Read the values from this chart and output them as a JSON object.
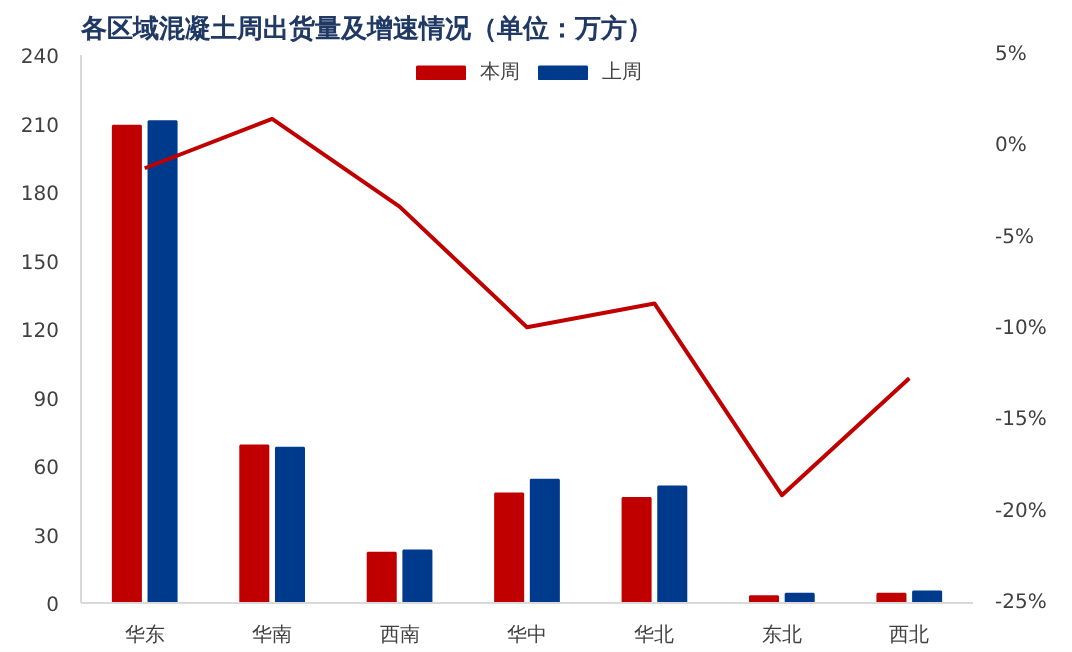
{
  "chart_data": {
    "type": "bar",
    "title": "各区域混凝土周出货量及增速情况（单位：万方）",
    "categories": [
      "华东",
      "华南",
      "西南",
      "华中",
      "华北",
      "东北",
      "西北"
    ],
    "series": [
      {
        "name": "本周",
        "color": "#c00000",
        "values": [
          209,
          69,
          22,
          48,
          46,
          3,
          4
        ]
      },
      {
        "name": "上周",
        "color": "#003a8c",
        "values": [
          211,
          68,
          23,
          54,
          51,
          4,
          5
        ]
      },
      {
        "type": "line",
        "axis": "y2",
        "color": "#c00000",
        "values": [
          -1.2,
          1.5,
          -3.3,
          -9.9,
          -8.6,
          -19.1,
          -12.7
        ]
      }
    ],
    "ylim": [
      0,
      240
    ],
    "yticks": [
      0,
      30,
      60,
      90,
      120,
      150,
      180,
      210,
      240
    ],
    "y2lim": [
      -25,
      5
    ],
    "y2ticks": [
      {
        "value": -25,
        "label": "-25%"
      },
      {
        "value": -20,
        "label": "-20%"
      },
      {
        "value": -15,
        "label": "-15%"
      },
      {
        "value": -10,
        "label": "-10%"
      },
      {
        "value": -5,
        "label": "-5%"
      },
      {
        "value": 0,
        "label": "0%"
      },
      {
        "value": 5,
        "label": "5%"
      }
    ],
    "grid": false,
    "legend": "top",
    "marker": "none",
    "line_style": "solid"
  }
}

- _Task goal_
Output the material word for word, omitting its pictures.

- _Solution for this problem_
Read the values from this chart and output them as a JSON object.
{
  "chart_data": {
    "type": "bar",
    "title": "各区域混凝土周出货量及增速情况（单位：万方）",
    "categories": [
      "华东",
      "华南",
      "西南",
      "华中",
      "华北",
      "东北",
      "西北"
    ],
    "series": [
      {
        "name": "本周",
        "color": "#c00000",
        "values": [
          209,
          69,
          22,
          48,
          46,
          3,
          4
        ]
      },
      {
        "name": "上周",
        "color": "#003a8c",
        "values": [
          211,
          68,
          23,
          54,
          51,
          4,
          5
        ]
      },
      {
        "type": "line",
        "axis": "y2",
        "color": "#c00000",
        "values": [
          -1.2,
          1.5,
          -3.3,
          -9.9,
          -8.6,
          -19.1,
          -12.7
        ]
      }
    ],
    "ylim": [
      0,
      240
    ],
    "yticks": [
      0,
      30,
      60,
      90,
      120,
      150,
      180,
      210,
      240
    ],
    "y2lim": [
      -25,
      5
    ],
    "y2ticks": [
      {
        "value": -25,
        "label": "-25%"
      },
      {
        "value": -20,
        "label": "-20%"
      },
      {
        "value": -15,
        "label": "-15%"
      },
      {
        "value": -10,
        "label": "-10%"
      },
      {
        "value": -5,
        "label": "-5%"
      },
      {
        "value": 0,
        "label": "0%"
      },
      {
        "value": 5,
        "label": "5%"
      }
    ],
    "grid": false,
    "legend": "top",
    "marker": "none",
    "line_style": "solid"
  }
}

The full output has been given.